[External] : AW: Frozen objects?

Brian Goetz brian.goetz at oracle.com
Thu Dec 21 16:27:15 UTC 2023


Dan is 100% correct here; there's a reason we haven't pursued this, and 
it's not because we've never used C++.  It's not even a close call; it's 
an obvious loser.

> So you think frozen objects will be any simpler?

Dan never suggested frozen objects were a good idea either; someone 
asked a question about them, that's all.  And it's disingenuous to 
suggest that these are the only two options, or that if you don't like 
A, then you must like B.

(As a rule of thumb: arguments that start with "So you think / so you're 
saying" are almost never what that person things or is saying.)

In any case, we are way outside the charter of amber-dev here.  I think 
best to stop here.


On 12/21/2023 11:08 AM, Dan Heidinga wrote:
>
> Not unsolvable but the payoff isn’t there.
>
> None of this is the hard work of figuring out what “const” would mean 
> in the language, how it would fit with return types, method 
> parameters, receivers, conversions, annotations, reflection, 
> methodhandles, debuggers and any other number of existing features in 
> Java.

(Records from a dataset)

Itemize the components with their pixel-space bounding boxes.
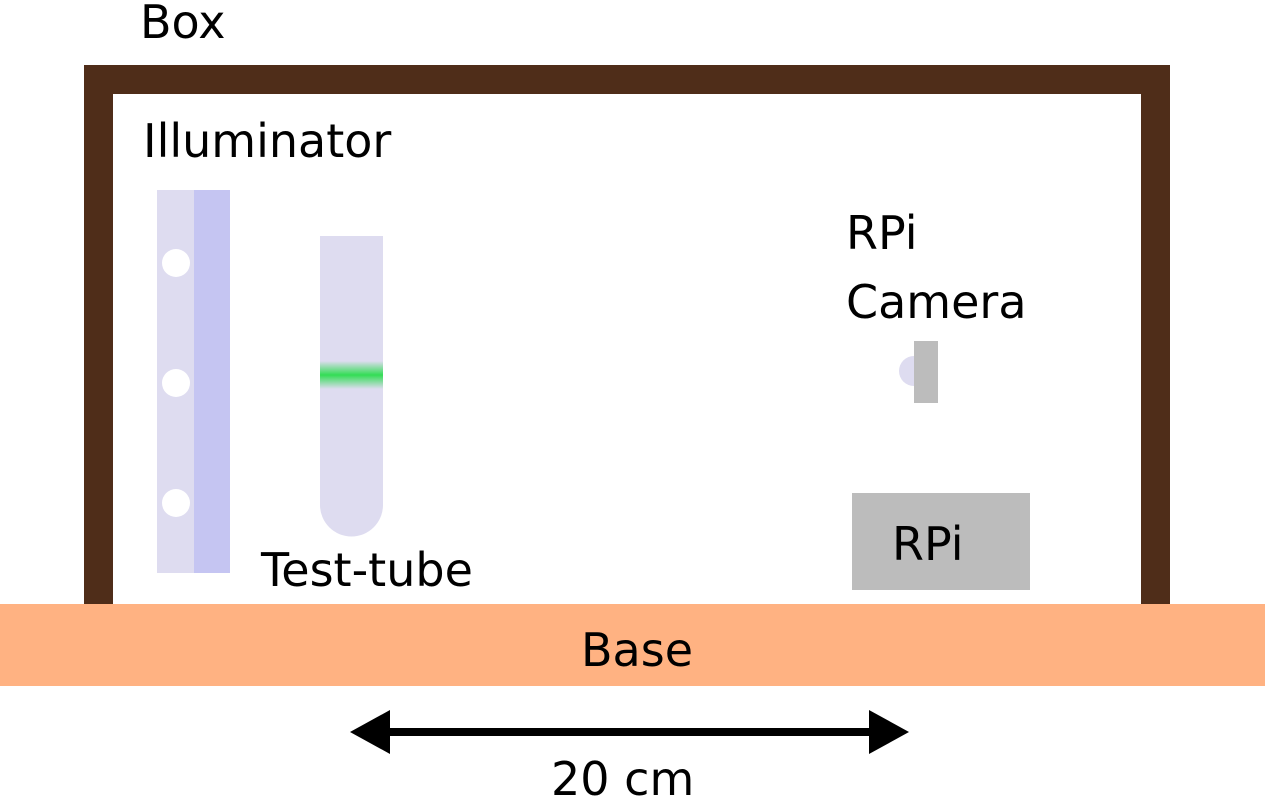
- base: [0, 604, 1265, 686]
- box-label: Box: [140, 0, 226, 49]
- camera-body: [914, 341, 938, 403]
- camera-label-line1: RPi: [846, 206, 917, 260]
- sample-band: [320, 361, 383, 389]
- test-tube-label: Test-tube: [260, 543, 473, 597]
- base-label: Base: [581, 623, 693, 677]
- arrow-shaft: [385, 728, 875, 736]
- arrow-head-right: [869, 710, 909, 754]
- arrow-head-left: [350, 710, 390, 754]
- illuminator: [157, 190, 230, 573]
- distance-arrow: [350, 710, 909, 754]
- box-right-wall: [1141, 65, 1170, 610]
- rpi-camera: [899, 341, 938, 403]
- led-middle: [162, 369, 190, 397]
- box: [84, 65, 1170, 610]
- illuminator-strip: [194, 190, 230, 573]
- rpi-board: [852, 493, 1030, 590]
- rpi-label: RPi: [892, 517, 963, 571]
- led-top: [162, 249, 190, 277]
- led-bottom: [162, 489, 190, 517]
- illuminator-label: Illuminator: [143, 114, 391, 168]
- camera-lens: [899, 356, 914, 386]
- box-left-wall: [84, 65, 113, 610]
- distance-label: 20 cm: [551, 752, 694, 798]
- camera-label-line2: Camera: [846, 275, 1027, 329]
- test-tube: [320, 236, 383, 537]
- box-top-wall: [84, 65, 1170, 94]
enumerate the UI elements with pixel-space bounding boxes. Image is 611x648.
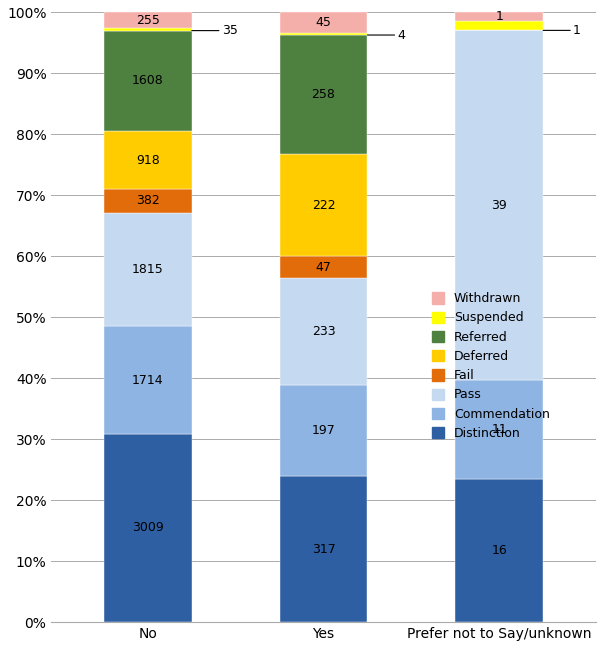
Text: 47: 47 [316, 260, 332, 273]
Text: 39: 39 [491, 199, 507, 212]
Text: 1714: 1714 [132, 374, 164, 387]
Bar [280, 476, 367, 622]
Text: 11: 11 [491, 423, 507, 436]
Text: 317: 317 [312, 542, 335, 555]
Text: 45: 45 [316, 16, 332, 29]
Bar [104, 30, 192, 132]
Legend: Withdrawn, Suspended, Referred, Deferred, Fail, Pass, Commendation, Distinction: Withdrawn, Suspended, Referred, Deferred… [428, 288, 554, 444]
Text: 1: 1 [543, 24, 581, 37]
Text: 258: 258 [312, 88, 335, 101]
Bar [104, 434, 192, 622]
Bar [455, 21, 543, 30]
Bar [280, 256, 367, 278]
Bar [455, 380, 543, 479]
Bar [280, 154, 367, 256]
Text: 3009: 3009 [132, 522, 164, 535]
Bar [455, 12, 543, 21]
Text: 1608: 1608 [132, 75, 164, 87]
Bar [280, 33, 367, 35]
Bar [280, 278, 367, 386]
Text: 4: 4 [367, 29, 405, 41]
Bar [280, 12, 367, 33]
Bar [455, 30, 543, 380]
Bar [280, 35, 367, 154]
Bar [104, 213, 192, 327]
Text: 222: 222 [312, 198, 335, 212]
Text: 197: 197 [312, 424, 335, 437]
Text: 255: 255 [136, 14, 160, 27]
Text: 233: 233 [312, 325, 335, 338]
Text: 35: 35 [192, 24, 238, 37]
Text: 1815: 1815 [132, 263, 164, 276]
Bar [104, 12, 192, 29]
Bar [455, 479, 543, 622]
Text: 16: 16 [491, 544, 507, 557]
Bar [104, 327, 192, 434]
Bar [104, 29, 192, 30]
Bar [104, 132, 192, 189]
Text: 918: 918 [136, 154, 160, 167]
Text: 1: 1 [496, 10, 503, 23]
Bar [104, 189, 192, 213]
Text: 382: 382 [136, 194, 160, 207]
Bar [280, 386, 367, 476]
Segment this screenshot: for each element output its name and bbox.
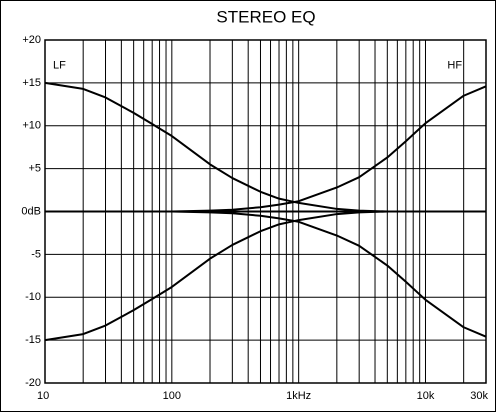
chart-title: STEREO EQ — [216, 7, 315, 26]
x-tick-label: 10 — [37, 390, 49, 402]
y-tick-label: 0dB — [21, 205, 41, 217]
x-tick-label: 1kHz — [286, 390, 311, 402]
y-tick-label: +5 — [28, 163, 41, 175]
y-tick-label: +10 — [22, 120, 41, 132]
y-tick-label: -5 — [31, 248, 41, 260]
x-tick-label: 10k — [417, 390, 435, 402]
x-tick-label: 100 — [163, 390, 181, 402]
y-tick-label: +20 — [22, 34, 41, 46]
annotation: LF — [53, 60, 66, 72]
x-tick-label: 30k — [470, 390, 488, 402]
y-tick-label: -10 — [25, 291, 41, 303]
y-tick-label: -20 — [25, 377, 41, 389]
y-tick-label: -15 — [25, 334, 41, 346]
annotation: HF — [447, 60, 462, 72]
y-tick-label: +15 — [22, 77, 41, 89]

▸ **Problems to solve**:
**A)** Decide whether each statement agrees with the mailing-list message, answering yes or no and quoting the words of the message that decide it: (i) Dan suggested that frozen objects were a good idea. (ii) The discussion has gone outside the charter of amber-dev. (iii) Debuggers are named among the existing features in Java.
**B)** Reproduce the part of the mailing-list message starting with "In any case, we" and going on through "payoff isn’t there.".
These rows come from a different source than the mailing-list message.

▸ **Solved problems**:
**A)**
(i) No: "Dan never suggested frozen objects were a good idea either"
(ii) Yes: "we are way outside the charter of amber-dev here"
(iii) Yes: "methodhandles, debuggers and any other number of existing features"

**B)**
In any case, we are way outside the charter of amber-dev here.  I think 
best to stop here.


On 12/21/2023 11:08 AM, Dan Heidinga wrote:
>
> Not unsolvable but the payoff isn’t there.